Quote the whole listing exactly. Leave the pictures out of your copy.

══ Data to process ══

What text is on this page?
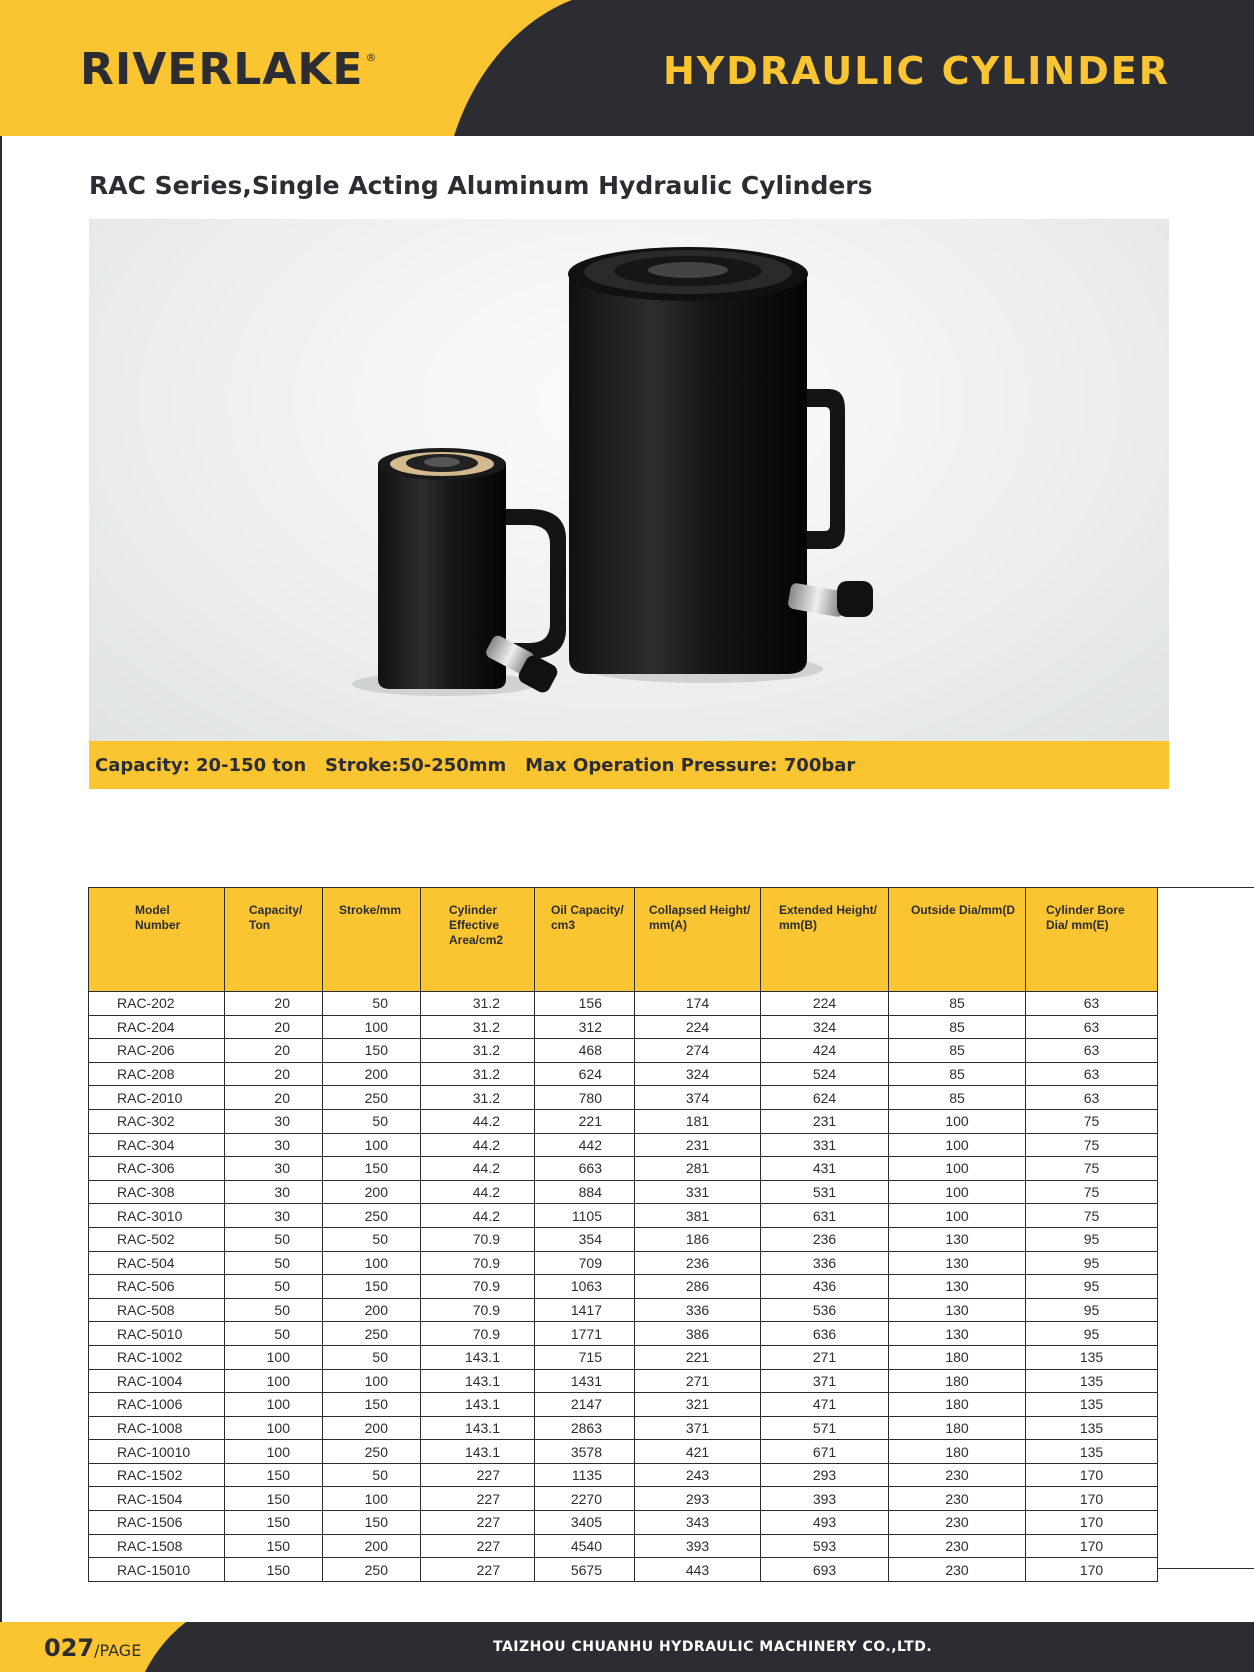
RIVERLAKE ®	HYDRAULIC CYLINDER
RAC Series,Single Acting Aluminum Hydraulic Cylinders
Capacity: 20-150 ton Stroke:50-250mm Max Operation Pressure: 700bar
Model Number	Capacity/ Ton	Stroke/mm	Cylinder Effective Area/cm2	Oil Capacity/ cm3	Collapsed Height/ mm(A)	Extended Height/ mm(B)	Outside Dia/mm(D	Cylinder Bore Dia/ mm(E)
RAC-202	20	50	31.2	156	174	224	85	63
RAC-204	20	100	31.2	312	224	324	85	63
RAC-206	20	150	31.2	468	274	424	85	63
RAC-208	20	200	31.2	624	324	524	85	63
RAC-2010	20	250	31.2	780	374	624	85	63
RAC-302	30	50	44.2	221	181	231	100	75
RAC-304	30	100	44.2	442	231	331	100	75
RAC-306	30	150	44.2	663	281	431	100	75
RAC-308	30	200	44.2	884	331	531	100	75
RAC-3010	30	250	44.2	1105	381	631	100	75
RAC-502	50	50	70.9	354	186	236	130	95
RAC-504	50	100	70.9	709	236	336	130	95
RAC-506	50	150	70.9	1063	286	436	130	95
RAC-508	50	200	70.9	1417	336	536	130	95
RAC-5010	50	250	70.9	1771	386	636	130	95
RAC-1002	100	50	143.1	715	221	271	180	135
RAC-1004	100	100	143.1	1431	271	371	180	135
RAC-1006	100	150	143.1	2147	321	471	180	135
RAC-1008	100	200	143.1	2863	371	571	180	135
RAC-10010	100	250	143.1	3578	421	671	180	135
RAC-1502	150	50	227	1135	243	293	230	170
RAC-1504	150	100	227	2270	293	393	230	170
RAC-1506	150	150	227	3405	343	493	230	170
RAC-1508	150	200	227	4540	393	593	230	170
RAC-15010	150	250	227	5675	443	693	230	170
027/PAGE	TAIZHOU CHUANHU HYDRAULIC MACHINERY CO.,LTD.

═══

Result:
What text is on this page?
RIVERLAKE ®	HYDRAULIC CYLINDER
RAC Series,Single Acting Aluminum Hydraulic Cylinders
Capacity: 20-150 ton Stroke:50-250mm Max Operation Pressure: 700bar
Model Number	Capacity/ Ton	Stroke/mm	Cylinder Effective Area/cm2	Oil Capacity/ cm3	Collapsed Height/ mm(A)	Extended Height/ mm(B)	Outside Dia/mm(D	Cylinder Bore Dia/ mm(E)
RAC-202	20	50	31.2	156	174	224	85	63
RAC-204	20	100	31.2	312	224	324	85	63
RAC-206	20	150	31.2	468	274	424	85	63
RAC-208	20	200	31.2	624	324	524	85	63
RAC-2010	20	250	31.2	780	374	624	85	63
RAC-302	30	50	44.2	221	181	231	100	75
RAC-304	30	100	44.2	442	231	331	100	75
RAC-306	30	150	44.2	663	281	431	100	75
RAC-308	30	200	44.2	884	331	531	100	75
RAC-3010	30	250	44.2	1105	381	631	100	75
RAC-502	50	50	70.9	354	186	236	130	95
RAC-504	50	100	70.9	709	236	336	130	95
RAC-506	50	150	70.9	1063	286	436	130	95
RAC-508	50	200	70.9	1417	336	536	130	95
RAC-5010	50	250	70.9	1771	386	636	130	95
RAC-1002	100	50	143.1	715	221	271	180	135
RAC-1004	100	100	143.1	1431	271	371	180	135
RAC-1006	100	150	143.1	2147	321	471	180	135
RAC-1008	100	200	143.1	2863	371	571	180	135
RAC-10010	100	250	143.1	3578	421	671	180	135
RAC-1502	150	50	227	1135	243	293	230	170
RAC-1504	150	100	227	2270	293	393	230	170
RAC-1506	150	150	227	3405	343	493	230	170
RAC-1508	150	200	227	4540	393	593	230	170
RAC-15010	150	250	227	5675	443	693	230	170
027/PAGE	TAIZHOU CHUANHU HYDRAULIC MACHINERY CO.,LTD.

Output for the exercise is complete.